_Stored records_:
* * *

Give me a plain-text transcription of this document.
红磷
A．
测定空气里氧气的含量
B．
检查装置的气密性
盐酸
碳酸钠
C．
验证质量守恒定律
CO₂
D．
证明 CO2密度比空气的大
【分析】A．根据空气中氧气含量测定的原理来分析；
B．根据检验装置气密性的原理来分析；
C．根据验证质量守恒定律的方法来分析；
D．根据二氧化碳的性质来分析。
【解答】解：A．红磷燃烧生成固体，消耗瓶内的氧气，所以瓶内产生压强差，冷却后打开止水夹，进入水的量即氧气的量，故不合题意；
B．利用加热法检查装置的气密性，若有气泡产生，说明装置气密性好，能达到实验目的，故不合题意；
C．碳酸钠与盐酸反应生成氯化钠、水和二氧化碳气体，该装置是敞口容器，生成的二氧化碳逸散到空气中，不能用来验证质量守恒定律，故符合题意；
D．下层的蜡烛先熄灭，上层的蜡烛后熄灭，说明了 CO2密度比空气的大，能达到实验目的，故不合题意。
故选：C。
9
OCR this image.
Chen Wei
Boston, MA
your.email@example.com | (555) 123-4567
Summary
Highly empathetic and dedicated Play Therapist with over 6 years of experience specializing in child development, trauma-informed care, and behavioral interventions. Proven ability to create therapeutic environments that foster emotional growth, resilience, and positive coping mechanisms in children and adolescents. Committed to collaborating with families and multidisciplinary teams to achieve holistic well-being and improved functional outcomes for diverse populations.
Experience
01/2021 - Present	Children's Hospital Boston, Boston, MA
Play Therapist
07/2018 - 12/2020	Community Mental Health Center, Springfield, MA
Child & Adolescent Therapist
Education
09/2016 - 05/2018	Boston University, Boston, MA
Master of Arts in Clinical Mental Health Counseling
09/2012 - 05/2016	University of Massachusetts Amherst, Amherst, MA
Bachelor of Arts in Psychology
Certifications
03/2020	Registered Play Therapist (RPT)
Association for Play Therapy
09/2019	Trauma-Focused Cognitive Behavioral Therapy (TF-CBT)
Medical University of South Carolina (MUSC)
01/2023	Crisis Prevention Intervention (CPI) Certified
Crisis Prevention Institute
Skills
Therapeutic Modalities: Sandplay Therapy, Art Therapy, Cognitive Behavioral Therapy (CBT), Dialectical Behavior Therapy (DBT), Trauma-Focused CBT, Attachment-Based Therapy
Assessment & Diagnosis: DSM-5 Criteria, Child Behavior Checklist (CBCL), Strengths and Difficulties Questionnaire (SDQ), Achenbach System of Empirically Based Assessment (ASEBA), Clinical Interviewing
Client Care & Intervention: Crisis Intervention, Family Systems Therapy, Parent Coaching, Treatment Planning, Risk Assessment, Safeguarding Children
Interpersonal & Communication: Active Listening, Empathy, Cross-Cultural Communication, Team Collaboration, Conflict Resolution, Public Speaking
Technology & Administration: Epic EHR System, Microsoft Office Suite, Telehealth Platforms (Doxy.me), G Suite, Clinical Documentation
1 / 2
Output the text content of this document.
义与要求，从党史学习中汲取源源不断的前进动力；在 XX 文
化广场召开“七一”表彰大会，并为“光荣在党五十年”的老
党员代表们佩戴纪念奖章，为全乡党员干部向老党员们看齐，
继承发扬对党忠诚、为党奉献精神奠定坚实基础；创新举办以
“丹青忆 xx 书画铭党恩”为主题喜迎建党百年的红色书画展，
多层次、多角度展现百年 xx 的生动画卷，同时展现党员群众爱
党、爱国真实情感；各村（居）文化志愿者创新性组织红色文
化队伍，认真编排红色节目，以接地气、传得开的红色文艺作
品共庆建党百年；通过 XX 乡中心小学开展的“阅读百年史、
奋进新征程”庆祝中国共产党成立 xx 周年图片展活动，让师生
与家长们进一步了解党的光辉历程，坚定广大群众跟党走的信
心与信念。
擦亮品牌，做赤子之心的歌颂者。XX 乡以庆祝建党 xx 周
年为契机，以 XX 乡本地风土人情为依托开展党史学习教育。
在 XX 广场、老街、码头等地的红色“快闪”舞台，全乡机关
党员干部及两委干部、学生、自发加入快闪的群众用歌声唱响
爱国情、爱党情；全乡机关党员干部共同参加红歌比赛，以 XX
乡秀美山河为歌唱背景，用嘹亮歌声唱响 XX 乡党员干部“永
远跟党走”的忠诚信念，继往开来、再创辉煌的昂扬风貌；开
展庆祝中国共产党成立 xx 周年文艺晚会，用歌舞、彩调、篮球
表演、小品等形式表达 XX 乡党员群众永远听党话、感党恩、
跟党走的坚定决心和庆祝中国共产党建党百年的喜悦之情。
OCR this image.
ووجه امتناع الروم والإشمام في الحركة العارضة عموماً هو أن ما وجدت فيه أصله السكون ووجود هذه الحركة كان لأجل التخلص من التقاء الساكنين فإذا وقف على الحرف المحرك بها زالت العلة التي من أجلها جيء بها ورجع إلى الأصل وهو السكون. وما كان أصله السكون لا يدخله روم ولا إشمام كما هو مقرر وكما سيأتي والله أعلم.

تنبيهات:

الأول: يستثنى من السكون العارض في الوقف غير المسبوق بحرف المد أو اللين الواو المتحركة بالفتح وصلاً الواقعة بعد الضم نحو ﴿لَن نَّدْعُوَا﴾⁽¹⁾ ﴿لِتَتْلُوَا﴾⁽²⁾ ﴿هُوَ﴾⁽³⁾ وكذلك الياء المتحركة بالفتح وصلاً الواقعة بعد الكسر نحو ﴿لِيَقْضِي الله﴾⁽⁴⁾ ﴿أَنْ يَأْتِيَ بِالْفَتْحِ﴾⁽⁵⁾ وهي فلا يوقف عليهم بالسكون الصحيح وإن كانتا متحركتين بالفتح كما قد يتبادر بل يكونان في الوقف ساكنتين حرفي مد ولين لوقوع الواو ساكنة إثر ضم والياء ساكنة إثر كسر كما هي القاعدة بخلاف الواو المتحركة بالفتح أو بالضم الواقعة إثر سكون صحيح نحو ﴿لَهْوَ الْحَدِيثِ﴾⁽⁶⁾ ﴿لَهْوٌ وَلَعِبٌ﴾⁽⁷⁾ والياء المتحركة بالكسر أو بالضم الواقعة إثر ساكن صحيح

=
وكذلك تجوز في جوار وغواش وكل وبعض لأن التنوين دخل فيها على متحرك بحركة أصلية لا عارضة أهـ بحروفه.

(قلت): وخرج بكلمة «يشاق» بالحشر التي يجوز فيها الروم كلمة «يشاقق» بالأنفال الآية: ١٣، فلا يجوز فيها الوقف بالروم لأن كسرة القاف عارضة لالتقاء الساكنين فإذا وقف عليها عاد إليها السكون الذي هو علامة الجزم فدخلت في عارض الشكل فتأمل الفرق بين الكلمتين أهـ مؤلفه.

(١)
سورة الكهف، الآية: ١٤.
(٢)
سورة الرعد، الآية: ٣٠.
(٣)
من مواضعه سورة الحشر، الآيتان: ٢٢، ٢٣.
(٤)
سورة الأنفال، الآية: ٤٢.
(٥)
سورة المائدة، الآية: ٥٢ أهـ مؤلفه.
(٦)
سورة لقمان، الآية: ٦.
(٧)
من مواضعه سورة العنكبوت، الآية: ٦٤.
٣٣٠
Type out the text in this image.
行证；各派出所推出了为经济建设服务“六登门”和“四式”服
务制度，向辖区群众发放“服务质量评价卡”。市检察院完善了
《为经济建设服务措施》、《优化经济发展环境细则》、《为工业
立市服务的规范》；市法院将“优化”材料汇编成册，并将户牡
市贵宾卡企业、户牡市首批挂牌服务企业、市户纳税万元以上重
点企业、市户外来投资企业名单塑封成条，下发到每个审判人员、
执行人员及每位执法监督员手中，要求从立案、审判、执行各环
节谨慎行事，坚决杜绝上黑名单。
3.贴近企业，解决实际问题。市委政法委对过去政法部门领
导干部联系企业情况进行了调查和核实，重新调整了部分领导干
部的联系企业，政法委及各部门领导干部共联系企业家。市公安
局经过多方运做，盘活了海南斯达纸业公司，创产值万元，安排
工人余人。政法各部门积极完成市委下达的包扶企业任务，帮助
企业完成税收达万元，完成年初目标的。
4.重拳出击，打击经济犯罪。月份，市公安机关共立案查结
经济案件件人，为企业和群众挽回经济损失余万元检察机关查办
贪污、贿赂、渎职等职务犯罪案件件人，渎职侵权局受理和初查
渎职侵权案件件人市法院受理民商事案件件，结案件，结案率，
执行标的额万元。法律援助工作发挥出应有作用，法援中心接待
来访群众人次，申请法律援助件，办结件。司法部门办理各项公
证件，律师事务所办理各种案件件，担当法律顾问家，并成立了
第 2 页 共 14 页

* * *

_Stated goal_:
Note each line of the entries that has "Boston" in it, and copy those lines.

_Solution for this exercise_:
Boston, MA
01/2021 - Present	Children's Hospital Boston, Boston, MA
09/2016 - 05/2018	Boston University, Boston, MA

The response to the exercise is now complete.